EXTRACTED ENTRIES.
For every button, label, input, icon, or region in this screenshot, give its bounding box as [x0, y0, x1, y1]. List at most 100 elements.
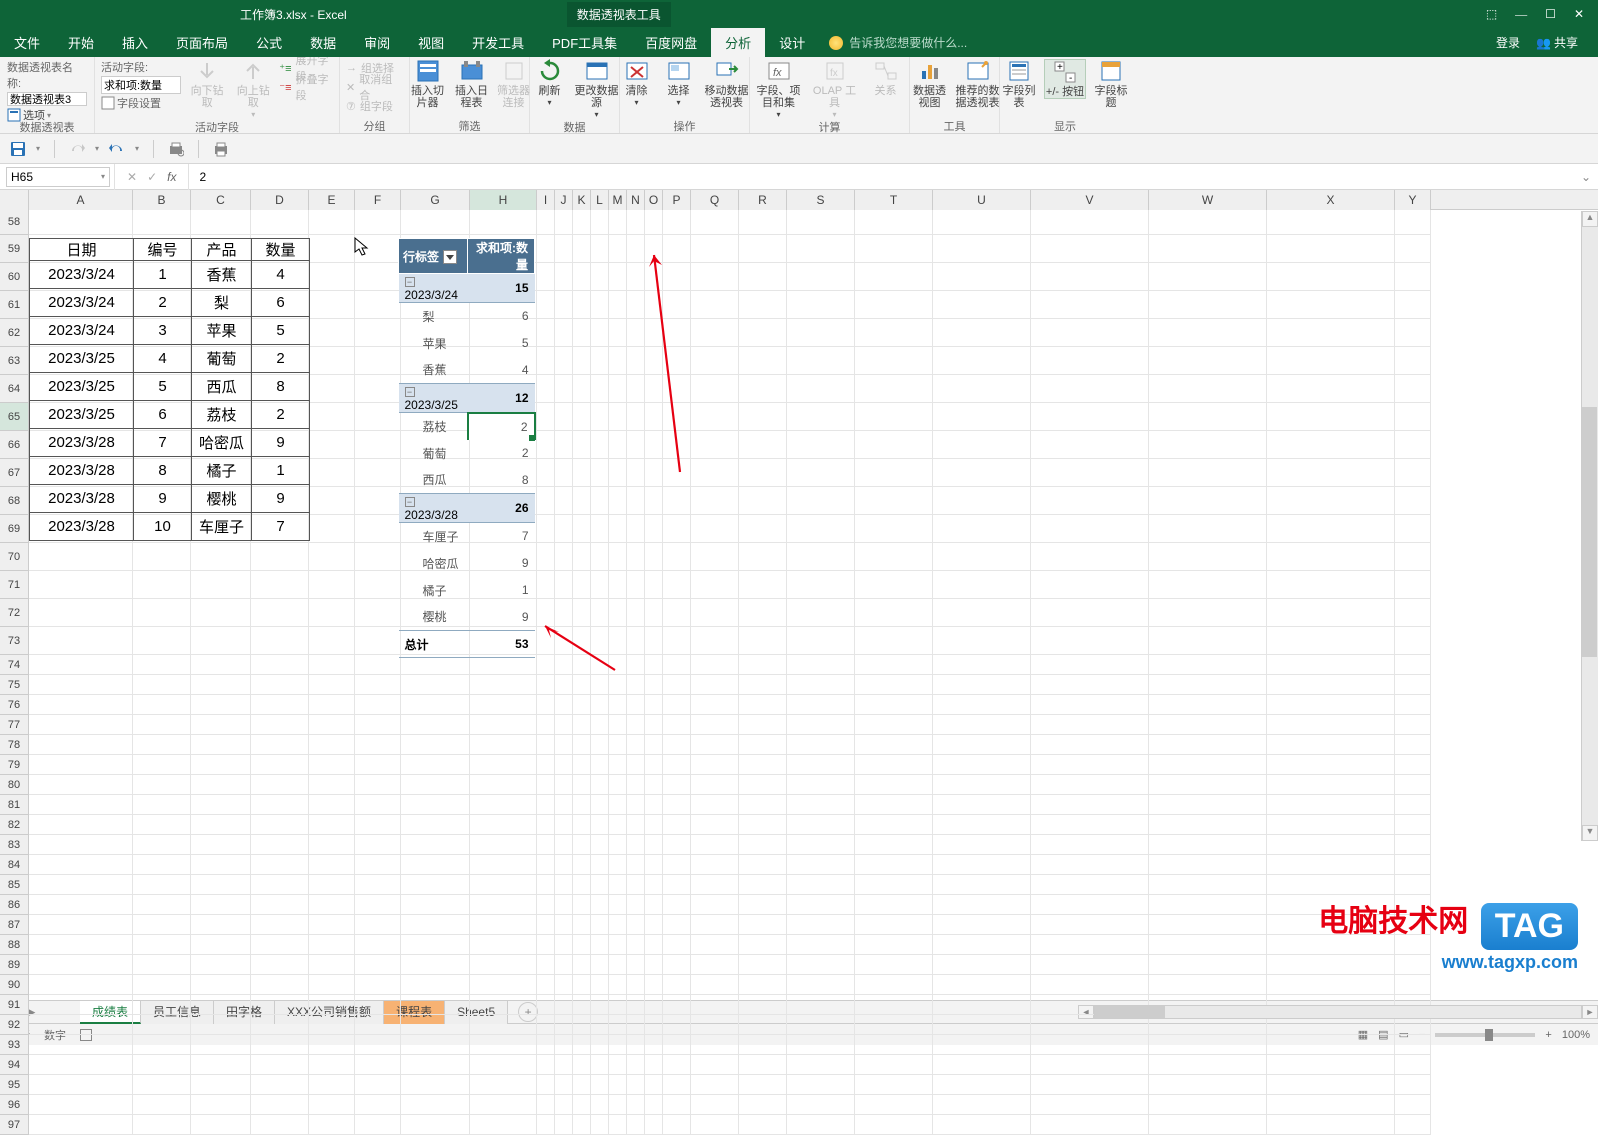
cell-I86[interactable] [537, 895, 555, 915]
cell-Y78[interactable] [1395, 735, 1431, 755]
col-header-W[interactable]: W [1149, 190, 1267, 210]
row-header-91[interactable]: 91 [0, 995, 29, 1015]
cell-F66[interactable] [355, 431, 401, 459]
cell-D72[interactable] [251, 599, 309, 627]
cell-A86[interactable] [29, 895, 133, 915]
close-icon[interactable]: ✕ [1574, 7, 1584, 22]
move-pivot-button[interactable]: 移动数据透视表 [703, 59, 751, 109]
cell-D76[interactable] [251, 695, 309, 715]
cell-R97[interactable] [739, 1115, 787, 1135]
cell-G89[interactable] [401, 955, 470, 975]
cell-D73[interactable] [251, 627, 309, 655]
cell-K66[interactable] [573, 431, 591, 459]
cell-O77[interactable] [645, 715, 663, 735]
cell-T94[interactable] [855, 1055, 933, 1075]
cell-W87[interactable] [1149, 915, 1267, 935]
cell-L71[interactable] [591, 571, 609, 599]
cell-G75[interactable] [401, 675, 470, 695]
cell-I92[interactable] [537, 1015, 555, 1035]
cell-Y81[interactable] [1395, 795, 1431, 815]
col-header-Y[interactable]: Y [1395, 190, 1431, 210]
cell-G90[interactable] [401, 975, 470, 995]
col-header-F[interactable]: F [355, 190, 401, 210]
cell-E86[interactable] [309, 895, 355, 915]
cell-D94[interactable] [251, 1055, 309, 1075]
cell-K93[interactable] [573, 1035, 591, 1055]
cell-E66[interactable] [309, 431, 355, 459]
cell-T61[interactable] [855, 291, 933, 319]
cell-X58[interactable] [1267, 210, 1395, 235]
row-header-86[interactable]: 86 [0, 895, 29, 915]
cell-F74[interactable] [355, 655, 401, 675]
cell-M62[interactable] [609, 319, 627, 347]
cell-M85[interactable] [609, 875, 627, 895]
cell-T77[interactable] [855, 715, 933, 735]
cell-W65[interactable] [1149, 403, 1267, 431]
cell-Y74[interactable] [1395, 655, 1431, 675]
cell-J95[interactable] [555, 1075, 573, 1095]
cell-M66[interactable] [609, 431, 627, 459]
cell-J59[interactable] [555, 235, 573, 263]
col-header-D[interactable]: D [251, 190, 309, 210]
cell-Q97[interactable] [691, 1115, 739, 1135]
cell-N91[interactable] [627, 995, 645, 1015]
cell-R62[interactable] [739, 319, 787, 347]
cell-Y67[interactable] [1395, 459, 1431, 487]
cell-Q58[interactable] [691, 210, 739, 235]
cell-T80[interactable] [855, 775, 933, 795]
cell-H90[interactable] [470, 975, 537, 995]
cell-W62[interactable] [1149, 319, 1267, 347]
cell-V79[interactable] [1031, 755, 1149, 775]
cell-E91[interactable] [309, 995, 355, 1015]
cell-S95[interactable] [787, 1075, 855, 1095]
cell-K80[interactable] [573, 775, 591, 795]
cell-L84[interactable] [591, 855, 609, 875]
cell-M91[interactable] [609, 995, 627, 1015]
cell-Q73[interactable] [691, 627, 739, 655]
cell-P75[interactable] [663, 675, 691, 695]
cell-V71[interactable] [1031, 571, 1149, 599]
cell-X79[interactable] [1267, 755, 1395, 775]
cell-F88[interactable] [355, 935, 401, 955]
cell-M76[interactable] [609, 695, 627, 715]
cell-H81[interactable] [470, 795, 537, 815]
cell-F65[interactable] [355, 403, 401, 431]
vscroll-thumb[interactable] [1582, 407, 1597, 657]
cell-M90[interactable] [609, 975, 627, 995]
cell-S70[interactable] [787, 543, 855, 571]
cell-Q80[interactable] [691, 775, 739, 795]
cell-F94[interactable] [355, 1055, 401, 1075]
cell-N76[interactable] [627, 695, 645, 715]
cell-U77[interactable] [933, 715, 1031, 735]
cell-P76[interactable] [663, 695, 691, 715]
row-header-92[interactable]: 92 [0, 1015, 29, 1035]
cell-V74[interactable] [1031, 655, 1149, 675]
cell-O78[interactable] [645, 735, 663, 755]
cell-B91[interactable] [133, 995, 191, 1015]
cell-U66[interactable] [933, 431, 1031, 459]
cell-Y62[interactable] [1395, 319, 1431, 347]
cell-D90[interactable] [251, 975, 309, 995]
pivot-item[interactable]: 车厘子 [399, 523, 468, 550]
col-header-P[interactable]: P [663, 190, 691, 210]
cell-E65[interactable] [309, 403, 355, 431]
cell-N88[interactable] [627, 935, 645, 955]
cell-Y58[interactable] [1395, 210, 1431, 235]
cell-T95[interactable] [855, 1075, 933, 1095]
cell-Y65[interactable] [1395, 403, 1431, 431]
cell-M93[interactable] [609, 1035, 627, 1055]
cell-U89[interactable] [933, 955, 1031, 975]
cell-Q79[interactable] [691, 755, 739, 775]
cell-Q69[interactable] [691, 515, 739, 543]
cell-H91[interactable] [470, 995, 537, 1015]
cell-N72[interactable] [627, 599, 645, 627]
cell-C91[interactable] [191, 995, 251, 1015]
cell-D85[interactable] [251, 875, 309, 895]
cell-L85[interactable] [591, 875, 609, 895]
cell-P85[interactable] [663, 875, 691, 895]
cell-S65[interactable] [787, 403, 855, 431]
cell-Y59[interactable] [1395, 235, 1431, 263]
cell-L80[interactable] [591, 775, 609, 795]
cell-J97[interactable] [555, 1115, 573, 1135]
cell-Q94[interactable] [691, 1055, 739, 1075]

JOB. Copy the lines of the entries above verbatim, beginning at the line that contains "cell-I86[interactable] [537, 895, 555, 915]" and stopping after the line that contains "cell-D72[interactable] [251, 599, 309, 627]".

ANSWER.
cell-I86[interactable] [537, 895, 555, 915]
cell-Y78[interactable] [1395, 735, 1431, 755]
col-header-W[interactable]: W [1149, 190, 1267, 210]
row-header-91[interactable]: 91 [0, 995, 29, 1015]
cell-F66[interactable] [355, 431, 401, 459]
cell-D72[interactable] [251, 599, 309, 627]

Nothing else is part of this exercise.